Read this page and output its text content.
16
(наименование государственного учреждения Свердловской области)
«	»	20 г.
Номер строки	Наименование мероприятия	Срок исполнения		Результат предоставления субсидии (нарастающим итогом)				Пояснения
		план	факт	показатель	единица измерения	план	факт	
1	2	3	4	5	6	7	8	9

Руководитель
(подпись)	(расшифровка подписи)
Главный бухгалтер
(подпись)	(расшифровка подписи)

════

Could you reproduce every record above exactly as it appears?

Read this page and output its text content.
16
(наименование государственного учреждения Свердловской области)
«	»	20 г.
Номер строки	Наименование мероприятия	Срок исполнения		Результат предоставления субсидии (нарастающим итогом)				Пояснения
		план	факт	показатель	единица измерения	план	факт	
1	2	3	4	5	6	7	8	9

Руководитель
(подпись)	(расшифровка подписи)
Главный бухгалтер
(подпись)	(расшифровка подписи)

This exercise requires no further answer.